[Begin INFORMATION GIVEN]

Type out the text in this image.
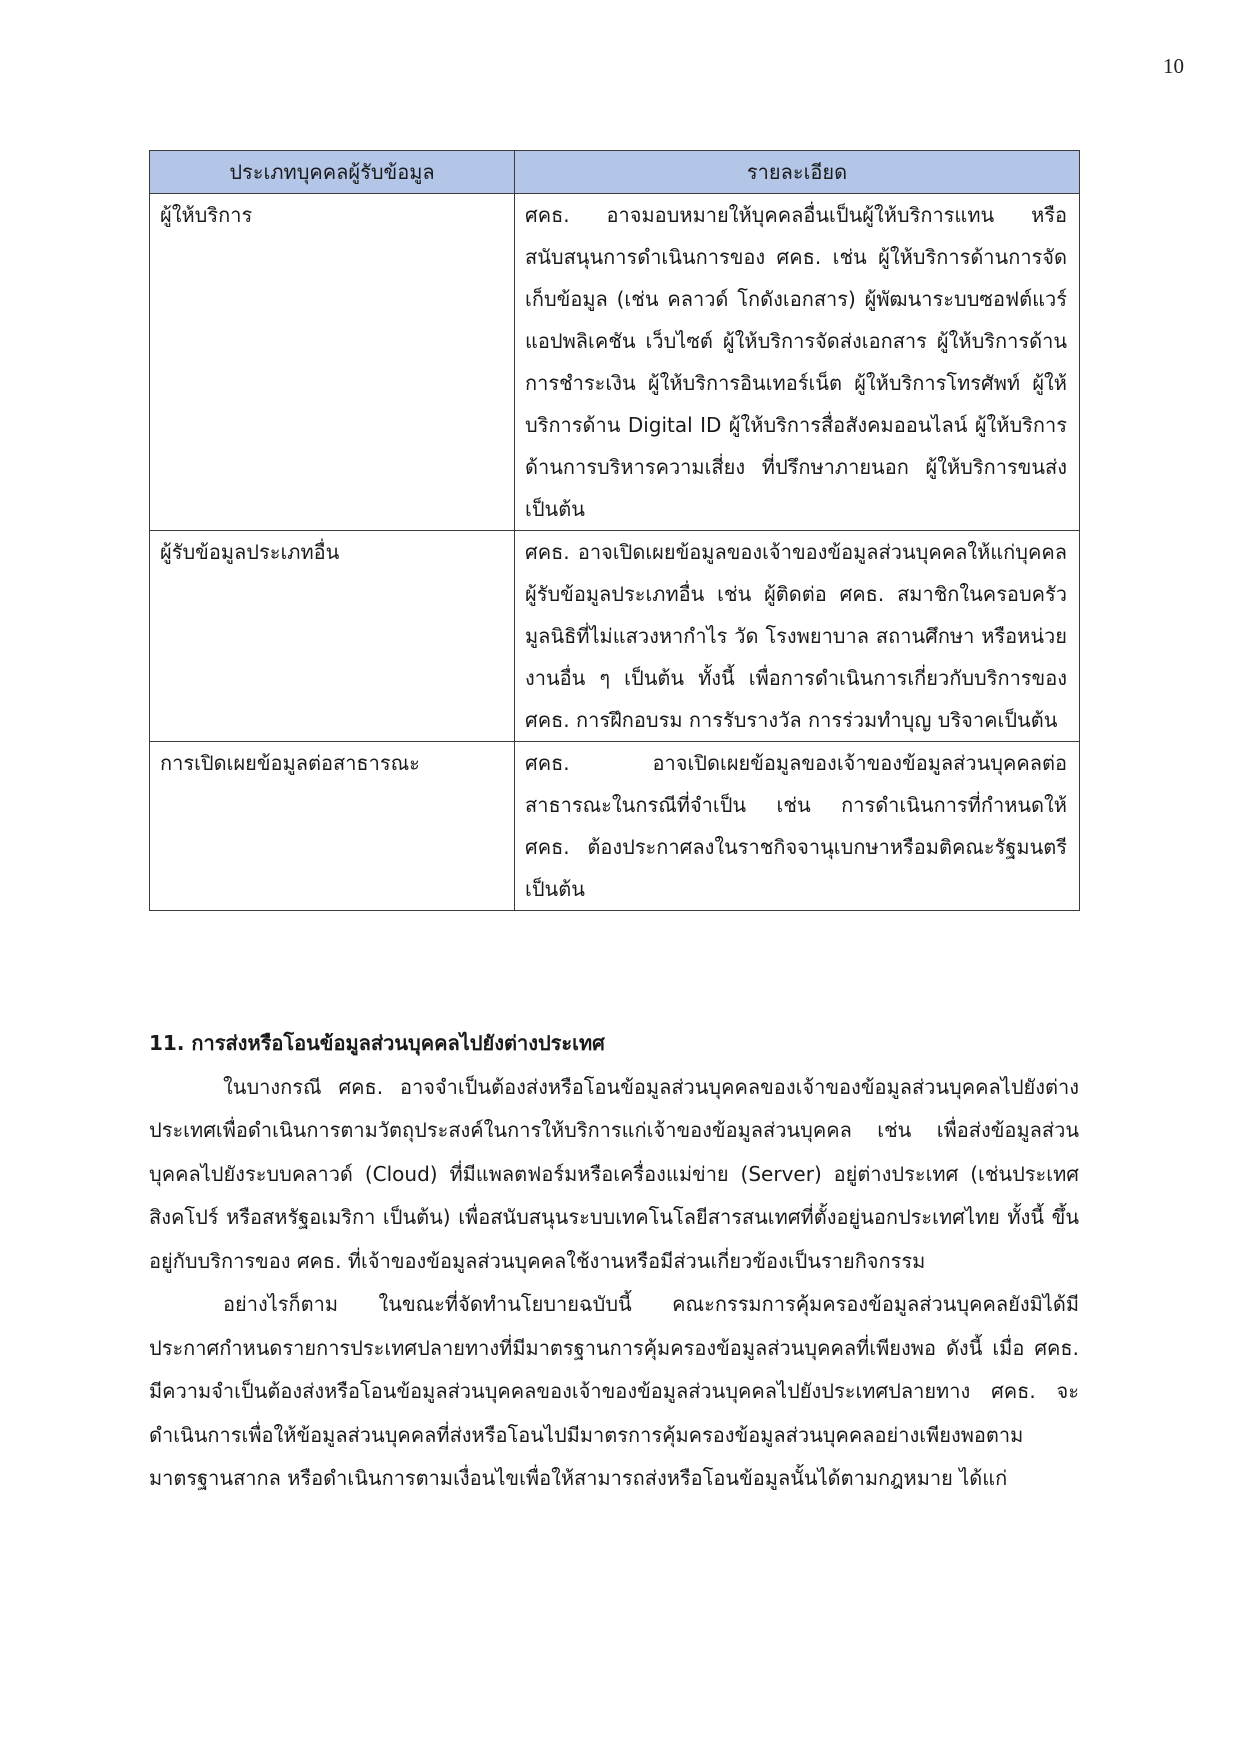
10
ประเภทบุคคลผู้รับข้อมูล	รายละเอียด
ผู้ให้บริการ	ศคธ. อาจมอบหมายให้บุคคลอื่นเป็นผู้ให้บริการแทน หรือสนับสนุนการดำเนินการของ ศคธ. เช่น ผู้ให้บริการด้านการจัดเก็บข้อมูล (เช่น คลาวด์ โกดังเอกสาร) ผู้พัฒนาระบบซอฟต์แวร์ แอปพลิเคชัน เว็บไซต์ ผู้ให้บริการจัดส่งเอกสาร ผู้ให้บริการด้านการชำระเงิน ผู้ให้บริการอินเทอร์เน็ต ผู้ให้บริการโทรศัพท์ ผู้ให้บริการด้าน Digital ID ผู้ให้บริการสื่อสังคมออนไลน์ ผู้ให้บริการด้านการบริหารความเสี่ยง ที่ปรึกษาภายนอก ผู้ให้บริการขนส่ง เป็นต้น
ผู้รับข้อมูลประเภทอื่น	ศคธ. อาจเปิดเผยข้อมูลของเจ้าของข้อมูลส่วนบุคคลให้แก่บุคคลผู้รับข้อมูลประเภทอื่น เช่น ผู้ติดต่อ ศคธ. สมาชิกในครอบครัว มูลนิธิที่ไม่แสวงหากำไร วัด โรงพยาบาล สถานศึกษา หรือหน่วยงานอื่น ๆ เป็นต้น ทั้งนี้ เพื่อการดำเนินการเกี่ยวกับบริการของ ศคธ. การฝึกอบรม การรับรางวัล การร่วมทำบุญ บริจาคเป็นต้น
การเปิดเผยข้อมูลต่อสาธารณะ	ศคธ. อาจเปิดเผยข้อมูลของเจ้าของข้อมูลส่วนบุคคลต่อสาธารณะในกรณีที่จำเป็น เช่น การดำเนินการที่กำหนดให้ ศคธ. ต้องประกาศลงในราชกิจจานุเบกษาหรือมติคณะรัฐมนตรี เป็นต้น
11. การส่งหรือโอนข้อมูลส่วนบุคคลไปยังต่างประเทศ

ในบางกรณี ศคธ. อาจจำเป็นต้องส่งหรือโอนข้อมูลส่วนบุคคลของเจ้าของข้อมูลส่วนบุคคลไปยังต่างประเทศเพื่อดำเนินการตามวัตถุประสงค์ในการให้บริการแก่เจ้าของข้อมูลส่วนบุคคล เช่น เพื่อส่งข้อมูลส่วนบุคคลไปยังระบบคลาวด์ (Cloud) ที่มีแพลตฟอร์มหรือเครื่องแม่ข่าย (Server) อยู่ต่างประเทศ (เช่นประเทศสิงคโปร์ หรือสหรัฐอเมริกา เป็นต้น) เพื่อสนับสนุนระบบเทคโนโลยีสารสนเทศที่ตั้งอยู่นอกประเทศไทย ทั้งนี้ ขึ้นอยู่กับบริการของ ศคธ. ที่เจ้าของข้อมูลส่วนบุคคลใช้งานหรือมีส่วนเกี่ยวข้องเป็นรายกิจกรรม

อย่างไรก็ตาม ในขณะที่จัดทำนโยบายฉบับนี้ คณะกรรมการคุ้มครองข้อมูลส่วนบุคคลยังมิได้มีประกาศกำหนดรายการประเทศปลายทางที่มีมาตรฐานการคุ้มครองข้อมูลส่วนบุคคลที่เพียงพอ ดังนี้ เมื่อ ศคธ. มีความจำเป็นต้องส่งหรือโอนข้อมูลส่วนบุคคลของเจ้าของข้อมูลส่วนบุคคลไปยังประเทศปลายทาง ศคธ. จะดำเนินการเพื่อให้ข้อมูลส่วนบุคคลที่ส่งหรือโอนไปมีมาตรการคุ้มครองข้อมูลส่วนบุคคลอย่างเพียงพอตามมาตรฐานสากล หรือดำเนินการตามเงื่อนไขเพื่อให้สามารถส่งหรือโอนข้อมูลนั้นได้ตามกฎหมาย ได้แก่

[End INFORMATION GIVEN]

*SET TASK:* Pictures don't belong in the copy. Transcribe every record exactly as it appears.

*RIGHT ANSWER:*
Type out the text in this image.
10
ประเภทบุคคลผู้รับข้อมูล	รายละเอียด
ผู้ให้บริการ	ศคธ. อาจมอบหมายให้บุคคลอื่นเป็นผู้ให้บริการแทน หรือสนับสนุนการดำเนินการของ ศคธ. เช่น ผู้ให้บริการด้านการจัดเก็บข้อมูล (เช่น คลาวด์ โกดังเอกสาร) ผู้พัฒนาระบบซอฟต์แวร์ แอปพลิเคชัน เว็บไซต์ ผู้ให้บริการจัดส่งเอกสาร ผู้ให้บริการด้านการชำระเงิน ผู้ให้บริการอินเทอร์เน็ต ผู้ให้บริการโทรศัพท์ ผู้ให้บริการด้าน Digital ID ผู้ให้บริการสื่อสังคมออนไลน์ ผู้ให้บริการด้านการบริหารความเสี่ยง ที่ปรึกษาภายนอก ผู้ให้บริการขนส่ง เป็นต้น
ผู้รับข้อมูลประเภทอื่น	ศคธ. อาจเปิดเผยข้อมูลของเจ้าของข้อมูลส่วนบุคคลให้แก่บุคคลผู้รับข้อมูลประเภทอื่น เช่น ผู้ติดต่อ ศคธ. สมาชิกในครอบครัว มูลนิธิที่ไม่แสวงหากำไร วัด โรงพยาบาล สถานศึกษา หรือหน่วยงานอื่น ๆ เป็นต้น ทั้งนี้ เพื่อการดำเนินการเกี่ยวกับบริการของ ศคธ. การฝึกอบรม การรับรางวัล การร่วมทำบุญ บริจาคเป็นต้น
การเปิดเผยข้อมูลต่อสาธารณะ	ศคธ. อาจเปิดเผยข้อมูลของเจ้าของข้อมูลส่วนบุคคลต่อสาธารณะในกรณีที่จำเป็น เช่น การดำเนินการที่กำหนดให้ ศคธ. ต้องประกาศลงในราชกิจจานุเบกษาหรือมติคณะรัฐมนตรี เป็นต้น
11. การส่งหรือโอนข้อมูลส่วนบุคคลไปยังต่างประเทศ

ในบางกรณี ศคธ. อาจจำเป็นต้องส่งหรือโอนข้อมูลส่วนบุคคลของเจ้าของข้อมูลส่วนบุคคลไปยังต่างประเทศเพื่อดำเนินการตามวัตถุประสงค์ในการให้บริการแก่เจ้าของข้อมูลส่วนบุคคล เช่น เพื่อส่งข้อมูลส่วนบุคคลไปยังระบบคลาวด์ (Cloud) ที่มีแพลตฟอร์มหรือเครื่องแม่ข่าย (Server) อยู่ต่างประเทศ (เช่นประเทศสิงคโปร์ หรือสหรัฐอเมริกา เป็นต้น) เพื่อสนับสนุนระบบเทคโนโลยีสารสนเทศที่ตั้งอยู่นอกประเทศไทย ทั้งนี้ ขึ้นอยู่กับบริการของ ศคธ. ที่เจ้าของข้อมูลส่วนบุคคลใช้งานหรือมีส่วนเกี่ยวข้องเป็นรายกิจกรรม

อย่างไรก็ตาม ในขณะที่จัดทำนโยบายฉบับนี้ คณะกรรมการคุ้มครองข้อมูลส่วนบุคคลยังมิได้มีประกาศกำหนดรายการประเทศปลายทางที่มีมาตรฐานการคุ้มครองข้อมูลส่วนบุคคลที่เพียงพอ ดังนี้ เมื่อ ศคธ. มีความจำเป็นต้องส่งหรือโอนข้อมูลส่วนบุคคลของเจ้าของข้อมูลส่วนบุคคลไปยังประเทศปลายทาง ศคธ. จะดำเนินการเพื่อให้ข้อมูลส่วนบุคคลที่ส่งหรือโอนไปมีมาตรการคุ้มครองข้อมูลส่วนบุคคลอย่างเพียงพอตามมาตรฐานสากล หรือดำเนินการตามเงื่อนไขเพื่อให้สามารถส่งหรือโอนข้อมูลนั้นได้ตามกฎหมาย ได้แก่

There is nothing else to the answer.